--- START OF RECORDS FOR THIS TASK ---

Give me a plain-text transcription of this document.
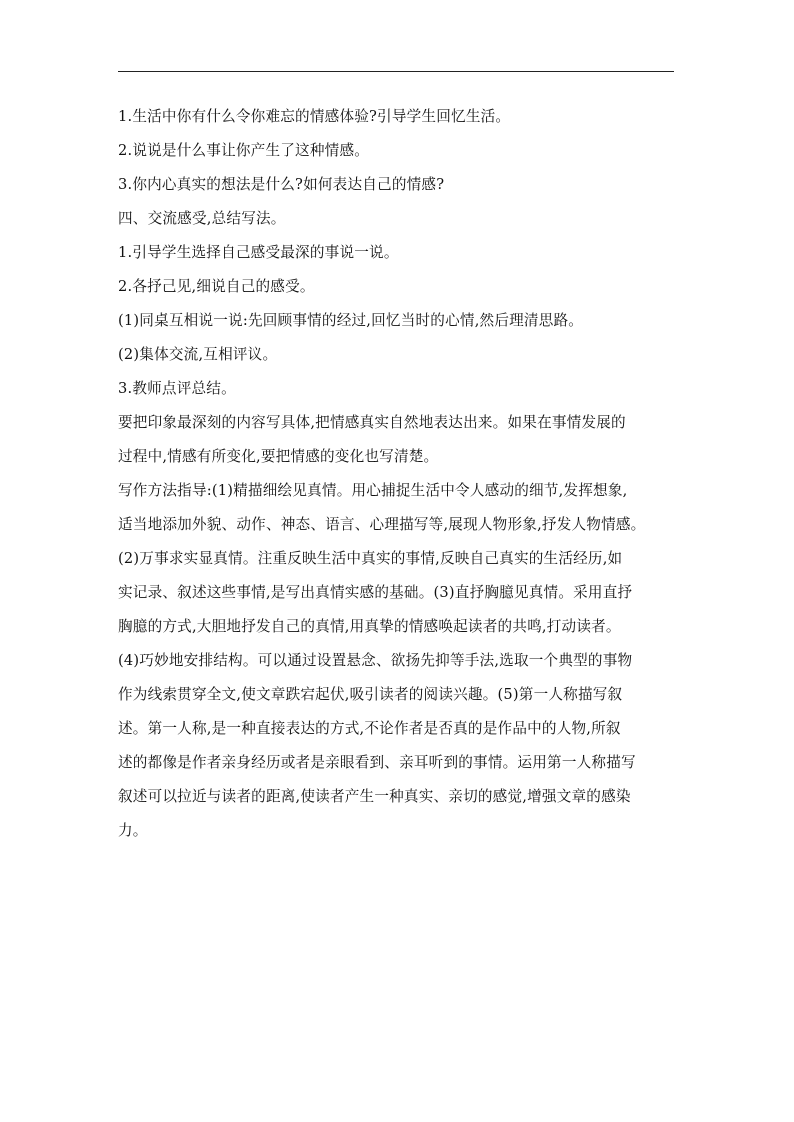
1.生活中你有什么令你难忘的情感体验?引导学生回忆生活。
2.说说是什么事让你产生了这种情感。
3.你内心真实的想法是什么?如何表达自己的情感?
四、交流感受,总结写法。
1.引导学生选择自己感受最深的事说一说。
2.各抒己见,细说自己的感受。
(1)同桌互相说一说:先回顾事情的经过,回忆当时的心情,然后理清思路。
(2)集体交流,互相评议。
3.教师点评总结。
要把印象最深刻的内容写具体,把情感真实自然地表达出来。如果在事情发展的
过程中,情感有所变化,要把情感的变化也写清楚。
写作方法指导:(1)精描细绘见真情。用心捕捉生活中令人感动的细节,发挥想象,
适当地添加外貌、动作、神态、语言、心理描写等,展现人物形象,抒发人物情感。
(2)万事求实显真情。注重反映生活中真实的事情,反映自己真实的生活经历,如
实记录、叙述这些事情,是写出真情实感的基础。(3)直抒胸臆见真情。采用直抒
胸臆的方式,大胆地抒发自己的真情,用真挚的情感唤起读者的共鸣,打动读者。
(4)巧妙地安排结构。可以通过设置悬念、欲扬先抑等手法,选取一个典型的事物
作为线索贯穿全文,使文章跌宕起伏,吸引读者的阅读兴趣。(5)第一人称描写叙
述。第一人称,是一种直接表达的方式,不论作者是否真的是作品中的人物,所叙
述的都像是作者亲身经历或者是亲眼看到、亲耳听到的事情。运用第一人称描写
叙述可以拉近与读者的距离,使读者产生一种真实、亲切的感觉,增强文章的感染
力。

--- END OF RECORDS FOR THIS TASK ---

WHAT THIS TASK INVOLVES — Copy each line in full and exactly, omitting any picture.

TASK SOLUTION —
Give me a plain-text transcription of this document.
1.生活中你有什么令你难忘的情感体验?引导学生回忆生活。
2.说说是什么事让你产生了这种情感。
3.你内心真实的想法是什么?如何表达自己的情感?
四、交流感受,总结写法。
1.引导学生选择自己感受最深的事说一说。
2.各抒己见,细说自己的感受。
(1)同桌互相说一说:先回顾事情的经过,回忆当时的心情,然后理清思路。
(2)集体交流,互相评议。
3.教师点评总结。
要把印象最深刻的内容写具体,把情感真实自然地表达出来。如果在事情发展的
过程中,情感有所变化,要把情感的变化也写清楚。
写作方法指导:(1)精描细绘见真情。用心捕捉生活中令人感动的细节,发挥想象,
适当地添加外貌、动作、神态、语言、心理描写等,展现人物形象,抒发人物情感。
(2)万事求实显真情。注重反映生活中真实的事情,反映自己真实的生活经历,如
实记录、叙述这些事情,是写出真情实感的基础。(3)直抒胸臆见真情。采用直抒
胸臆的方式,大胆地抒发自己的真情,用真挚的情感唤起读者的共鸣,打动读者。
(4)巧妙地安排结构。可以通过设置悬念、欲扬先抑等手法,选取一个典型的事物
作为线索贯穿全文,使文章跌宕起伏,吸引读者的阅读兴趣。(5)第一人称描写叙
述。第一人称,是一种直接表达的方式,不论作者是否真的是作品中的人物,所叙
述的都像是作者亲身经历或者是亲眼看到、亲耳听到的事情。运用第一人称描写
叙述可以拉近与读者的距离,使读者产生一种真实、亲切的感觉,增强文章的感染
力。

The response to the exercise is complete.